■ What is being asked ■
Go through the material below and copy all lines with "screenshot".

■ Information shown ■

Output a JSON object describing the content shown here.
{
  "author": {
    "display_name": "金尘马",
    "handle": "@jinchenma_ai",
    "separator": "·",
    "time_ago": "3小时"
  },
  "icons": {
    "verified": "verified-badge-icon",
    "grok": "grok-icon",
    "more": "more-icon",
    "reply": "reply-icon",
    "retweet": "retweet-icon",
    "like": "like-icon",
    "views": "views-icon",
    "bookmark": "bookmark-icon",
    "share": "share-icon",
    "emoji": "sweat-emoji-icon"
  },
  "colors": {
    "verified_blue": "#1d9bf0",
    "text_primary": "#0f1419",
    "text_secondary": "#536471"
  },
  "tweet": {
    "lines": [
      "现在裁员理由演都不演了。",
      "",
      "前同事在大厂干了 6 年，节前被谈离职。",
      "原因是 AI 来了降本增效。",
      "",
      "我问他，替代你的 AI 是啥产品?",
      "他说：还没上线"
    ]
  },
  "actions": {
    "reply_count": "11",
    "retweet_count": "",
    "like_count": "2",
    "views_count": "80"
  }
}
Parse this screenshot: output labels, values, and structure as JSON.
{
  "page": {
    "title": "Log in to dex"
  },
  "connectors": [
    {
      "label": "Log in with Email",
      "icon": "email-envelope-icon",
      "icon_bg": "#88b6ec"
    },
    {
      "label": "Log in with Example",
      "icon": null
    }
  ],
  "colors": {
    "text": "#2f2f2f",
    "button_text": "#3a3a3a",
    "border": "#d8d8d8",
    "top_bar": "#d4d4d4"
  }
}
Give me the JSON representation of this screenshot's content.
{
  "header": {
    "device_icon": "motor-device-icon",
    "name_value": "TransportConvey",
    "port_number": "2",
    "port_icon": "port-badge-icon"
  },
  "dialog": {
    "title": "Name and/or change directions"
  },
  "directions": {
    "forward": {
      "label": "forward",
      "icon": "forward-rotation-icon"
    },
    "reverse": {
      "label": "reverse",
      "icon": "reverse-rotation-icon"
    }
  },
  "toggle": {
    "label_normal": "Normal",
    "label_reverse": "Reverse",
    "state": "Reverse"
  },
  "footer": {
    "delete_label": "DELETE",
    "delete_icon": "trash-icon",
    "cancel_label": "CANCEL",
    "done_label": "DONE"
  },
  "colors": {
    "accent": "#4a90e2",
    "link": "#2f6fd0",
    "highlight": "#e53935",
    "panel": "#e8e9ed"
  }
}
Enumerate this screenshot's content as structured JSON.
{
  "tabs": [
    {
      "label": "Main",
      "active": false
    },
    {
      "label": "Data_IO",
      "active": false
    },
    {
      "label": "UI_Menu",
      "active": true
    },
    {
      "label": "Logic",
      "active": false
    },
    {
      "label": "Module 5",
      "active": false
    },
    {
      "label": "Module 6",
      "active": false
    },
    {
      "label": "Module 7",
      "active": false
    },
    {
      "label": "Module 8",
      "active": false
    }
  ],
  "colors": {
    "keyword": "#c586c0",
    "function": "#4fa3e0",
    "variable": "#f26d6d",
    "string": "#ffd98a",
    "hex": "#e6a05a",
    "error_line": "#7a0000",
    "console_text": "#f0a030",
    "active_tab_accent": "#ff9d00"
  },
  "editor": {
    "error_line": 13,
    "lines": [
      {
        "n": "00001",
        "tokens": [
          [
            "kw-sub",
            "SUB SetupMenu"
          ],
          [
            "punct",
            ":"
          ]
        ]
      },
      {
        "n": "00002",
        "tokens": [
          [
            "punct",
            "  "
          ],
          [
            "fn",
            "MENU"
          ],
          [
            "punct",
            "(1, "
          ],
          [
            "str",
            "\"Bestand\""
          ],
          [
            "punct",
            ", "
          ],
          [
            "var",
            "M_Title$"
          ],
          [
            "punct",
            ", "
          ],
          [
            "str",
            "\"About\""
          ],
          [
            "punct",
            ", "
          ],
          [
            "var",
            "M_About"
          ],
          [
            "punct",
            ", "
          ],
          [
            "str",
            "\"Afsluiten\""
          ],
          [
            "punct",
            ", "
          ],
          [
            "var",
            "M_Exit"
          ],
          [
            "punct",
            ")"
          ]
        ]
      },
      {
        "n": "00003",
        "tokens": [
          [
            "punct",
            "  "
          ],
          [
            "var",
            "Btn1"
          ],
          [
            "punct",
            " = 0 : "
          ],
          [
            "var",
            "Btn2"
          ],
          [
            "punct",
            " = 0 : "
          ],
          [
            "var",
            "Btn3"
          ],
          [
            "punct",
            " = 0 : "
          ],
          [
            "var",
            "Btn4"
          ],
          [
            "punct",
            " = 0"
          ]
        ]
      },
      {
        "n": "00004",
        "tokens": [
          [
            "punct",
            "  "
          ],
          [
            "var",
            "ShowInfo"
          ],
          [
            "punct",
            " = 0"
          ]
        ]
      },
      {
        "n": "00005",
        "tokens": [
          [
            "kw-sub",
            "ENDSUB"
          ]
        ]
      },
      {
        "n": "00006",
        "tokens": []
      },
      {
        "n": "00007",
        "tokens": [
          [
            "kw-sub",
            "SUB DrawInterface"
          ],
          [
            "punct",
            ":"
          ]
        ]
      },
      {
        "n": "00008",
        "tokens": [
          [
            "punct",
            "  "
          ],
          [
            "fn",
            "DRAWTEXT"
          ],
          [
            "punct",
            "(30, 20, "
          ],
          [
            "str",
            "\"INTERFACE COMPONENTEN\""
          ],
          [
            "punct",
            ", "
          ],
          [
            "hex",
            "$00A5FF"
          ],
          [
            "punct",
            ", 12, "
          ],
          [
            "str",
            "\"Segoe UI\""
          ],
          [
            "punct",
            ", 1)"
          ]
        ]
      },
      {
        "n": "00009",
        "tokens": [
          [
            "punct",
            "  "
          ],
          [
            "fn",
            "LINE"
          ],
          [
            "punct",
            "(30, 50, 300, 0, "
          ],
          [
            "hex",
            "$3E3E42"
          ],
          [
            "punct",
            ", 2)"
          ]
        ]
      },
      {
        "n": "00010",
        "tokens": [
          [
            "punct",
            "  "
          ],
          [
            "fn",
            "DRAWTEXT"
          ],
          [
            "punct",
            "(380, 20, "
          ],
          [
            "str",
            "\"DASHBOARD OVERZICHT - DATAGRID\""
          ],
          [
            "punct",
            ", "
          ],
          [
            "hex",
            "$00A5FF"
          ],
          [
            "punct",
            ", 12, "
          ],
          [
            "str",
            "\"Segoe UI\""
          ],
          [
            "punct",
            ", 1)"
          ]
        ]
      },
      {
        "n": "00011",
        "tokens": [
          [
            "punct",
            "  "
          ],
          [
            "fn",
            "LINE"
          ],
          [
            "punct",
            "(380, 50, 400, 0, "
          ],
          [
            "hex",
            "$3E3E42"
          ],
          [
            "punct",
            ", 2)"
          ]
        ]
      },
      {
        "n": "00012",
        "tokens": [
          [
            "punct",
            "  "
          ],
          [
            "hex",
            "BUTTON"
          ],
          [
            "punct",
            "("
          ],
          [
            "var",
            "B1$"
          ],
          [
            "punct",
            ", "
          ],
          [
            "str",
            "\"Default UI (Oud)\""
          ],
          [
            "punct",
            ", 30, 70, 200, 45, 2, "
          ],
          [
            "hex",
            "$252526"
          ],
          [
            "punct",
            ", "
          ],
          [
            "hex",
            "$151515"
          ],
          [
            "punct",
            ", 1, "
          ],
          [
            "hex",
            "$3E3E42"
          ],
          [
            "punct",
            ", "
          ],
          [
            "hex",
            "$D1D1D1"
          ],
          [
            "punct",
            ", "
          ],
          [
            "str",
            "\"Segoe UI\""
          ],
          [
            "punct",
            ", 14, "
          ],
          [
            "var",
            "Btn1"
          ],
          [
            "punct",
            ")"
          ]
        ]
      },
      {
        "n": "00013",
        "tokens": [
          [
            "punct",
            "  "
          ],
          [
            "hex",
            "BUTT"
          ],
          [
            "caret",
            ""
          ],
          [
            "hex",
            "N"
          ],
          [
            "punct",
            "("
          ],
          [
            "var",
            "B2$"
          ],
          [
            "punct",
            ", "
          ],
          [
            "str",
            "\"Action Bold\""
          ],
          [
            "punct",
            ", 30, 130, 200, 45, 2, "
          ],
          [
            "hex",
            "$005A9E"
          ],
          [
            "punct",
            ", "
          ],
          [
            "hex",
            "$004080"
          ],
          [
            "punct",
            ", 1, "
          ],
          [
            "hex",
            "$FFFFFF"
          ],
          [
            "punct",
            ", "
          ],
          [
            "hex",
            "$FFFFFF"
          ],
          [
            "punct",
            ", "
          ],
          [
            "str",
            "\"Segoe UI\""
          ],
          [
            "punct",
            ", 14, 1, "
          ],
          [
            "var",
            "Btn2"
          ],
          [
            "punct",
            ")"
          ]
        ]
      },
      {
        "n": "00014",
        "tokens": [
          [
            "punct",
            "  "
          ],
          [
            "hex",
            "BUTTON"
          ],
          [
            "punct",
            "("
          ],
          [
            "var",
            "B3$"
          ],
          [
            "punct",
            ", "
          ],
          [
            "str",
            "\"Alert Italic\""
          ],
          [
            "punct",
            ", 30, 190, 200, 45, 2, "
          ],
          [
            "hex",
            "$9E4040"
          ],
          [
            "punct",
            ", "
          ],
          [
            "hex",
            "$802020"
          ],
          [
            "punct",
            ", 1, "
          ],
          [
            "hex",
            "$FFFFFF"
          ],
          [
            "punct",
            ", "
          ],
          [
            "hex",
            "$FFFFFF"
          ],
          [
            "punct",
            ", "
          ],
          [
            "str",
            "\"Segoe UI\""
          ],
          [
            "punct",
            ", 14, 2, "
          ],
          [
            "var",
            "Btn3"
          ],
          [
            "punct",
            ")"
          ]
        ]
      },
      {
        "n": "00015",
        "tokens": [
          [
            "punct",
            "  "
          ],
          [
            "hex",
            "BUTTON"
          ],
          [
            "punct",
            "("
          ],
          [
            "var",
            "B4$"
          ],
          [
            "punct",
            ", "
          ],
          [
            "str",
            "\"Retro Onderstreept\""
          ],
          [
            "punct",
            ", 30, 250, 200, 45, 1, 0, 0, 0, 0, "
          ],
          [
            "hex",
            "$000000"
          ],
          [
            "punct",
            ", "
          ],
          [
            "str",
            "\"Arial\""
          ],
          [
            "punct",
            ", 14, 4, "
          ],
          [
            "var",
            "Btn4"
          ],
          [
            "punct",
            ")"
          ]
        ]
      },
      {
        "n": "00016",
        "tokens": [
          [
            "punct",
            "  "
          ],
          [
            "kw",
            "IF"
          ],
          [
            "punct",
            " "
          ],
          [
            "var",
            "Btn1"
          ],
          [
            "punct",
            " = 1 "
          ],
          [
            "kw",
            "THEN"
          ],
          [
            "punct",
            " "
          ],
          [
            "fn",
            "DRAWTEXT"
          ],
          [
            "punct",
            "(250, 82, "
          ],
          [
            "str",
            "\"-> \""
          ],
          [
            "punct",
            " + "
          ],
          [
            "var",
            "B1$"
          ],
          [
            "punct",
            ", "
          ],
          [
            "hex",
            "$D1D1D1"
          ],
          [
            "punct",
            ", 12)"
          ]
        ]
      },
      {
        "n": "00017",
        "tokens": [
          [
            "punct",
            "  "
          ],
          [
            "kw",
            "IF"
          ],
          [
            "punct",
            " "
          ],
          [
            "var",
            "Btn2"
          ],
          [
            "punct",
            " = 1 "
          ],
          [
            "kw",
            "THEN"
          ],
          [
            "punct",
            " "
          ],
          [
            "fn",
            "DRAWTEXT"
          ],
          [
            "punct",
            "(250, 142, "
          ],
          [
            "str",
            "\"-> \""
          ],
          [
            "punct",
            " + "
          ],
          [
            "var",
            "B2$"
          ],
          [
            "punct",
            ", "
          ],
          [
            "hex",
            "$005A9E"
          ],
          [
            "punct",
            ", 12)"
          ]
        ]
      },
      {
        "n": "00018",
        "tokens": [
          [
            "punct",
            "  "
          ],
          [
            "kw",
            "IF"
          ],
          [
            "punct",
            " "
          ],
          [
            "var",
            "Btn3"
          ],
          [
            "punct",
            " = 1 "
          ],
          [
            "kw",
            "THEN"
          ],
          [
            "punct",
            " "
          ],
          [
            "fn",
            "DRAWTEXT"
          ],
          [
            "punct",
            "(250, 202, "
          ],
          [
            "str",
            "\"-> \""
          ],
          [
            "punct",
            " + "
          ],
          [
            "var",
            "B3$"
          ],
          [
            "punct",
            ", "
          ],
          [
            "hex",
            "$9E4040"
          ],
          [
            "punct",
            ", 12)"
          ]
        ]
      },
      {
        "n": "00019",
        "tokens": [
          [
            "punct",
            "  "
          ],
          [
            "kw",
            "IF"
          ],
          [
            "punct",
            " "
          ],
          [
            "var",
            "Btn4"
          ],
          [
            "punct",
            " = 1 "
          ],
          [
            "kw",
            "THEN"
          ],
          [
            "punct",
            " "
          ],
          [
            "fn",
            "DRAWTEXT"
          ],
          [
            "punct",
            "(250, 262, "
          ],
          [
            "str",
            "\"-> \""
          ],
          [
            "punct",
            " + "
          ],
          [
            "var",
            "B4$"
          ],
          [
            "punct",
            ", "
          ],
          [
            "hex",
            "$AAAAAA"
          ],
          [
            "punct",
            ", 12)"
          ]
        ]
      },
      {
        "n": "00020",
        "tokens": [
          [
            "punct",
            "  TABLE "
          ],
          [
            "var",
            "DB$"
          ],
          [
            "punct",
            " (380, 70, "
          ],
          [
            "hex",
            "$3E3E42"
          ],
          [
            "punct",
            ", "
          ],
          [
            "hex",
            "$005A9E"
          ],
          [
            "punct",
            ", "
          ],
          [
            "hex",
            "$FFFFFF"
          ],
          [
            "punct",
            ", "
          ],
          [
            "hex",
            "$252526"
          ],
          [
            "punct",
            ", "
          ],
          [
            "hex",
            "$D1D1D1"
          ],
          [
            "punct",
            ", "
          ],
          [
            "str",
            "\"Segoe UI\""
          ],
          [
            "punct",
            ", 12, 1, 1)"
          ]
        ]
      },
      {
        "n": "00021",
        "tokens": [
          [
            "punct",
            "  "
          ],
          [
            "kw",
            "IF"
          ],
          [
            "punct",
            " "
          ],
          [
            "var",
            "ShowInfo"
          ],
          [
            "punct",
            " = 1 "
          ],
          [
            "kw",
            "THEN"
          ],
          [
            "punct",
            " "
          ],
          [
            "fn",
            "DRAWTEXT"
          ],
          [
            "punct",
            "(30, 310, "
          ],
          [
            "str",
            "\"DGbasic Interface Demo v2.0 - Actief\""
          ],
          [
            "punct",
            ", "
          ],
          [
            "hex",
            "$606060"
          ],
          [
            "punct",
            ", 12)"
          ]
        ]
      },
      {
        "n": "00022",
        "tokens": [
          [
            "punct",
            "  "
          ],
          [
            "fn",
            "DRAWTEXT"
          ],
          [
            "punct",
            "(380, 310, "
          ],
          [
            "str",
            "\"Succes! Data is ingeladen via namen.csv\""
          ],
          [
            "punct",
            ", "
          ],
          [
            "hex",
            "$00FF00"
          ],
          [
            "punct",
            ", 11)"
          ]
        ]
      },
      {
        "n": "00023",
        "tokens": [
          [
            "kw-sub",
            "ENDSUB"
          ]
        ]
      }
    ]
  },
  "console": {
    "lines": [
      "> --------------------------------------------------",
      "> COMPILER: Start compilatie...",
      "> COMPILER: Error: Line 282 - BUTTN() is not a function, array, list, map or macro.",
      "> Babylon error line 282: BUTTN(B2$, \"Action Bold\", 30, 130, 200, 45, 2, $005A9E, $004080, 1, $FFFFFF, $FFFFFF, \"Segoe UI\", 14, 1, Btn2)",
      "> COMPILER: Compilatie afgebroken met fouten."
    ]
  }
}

■ Written solution ■
Parse this screenshot: output labels, values, and structure as JSON.
Give me the JSON representation of this screenshot's content.
Enumerate this screenshot's content as structured JSON.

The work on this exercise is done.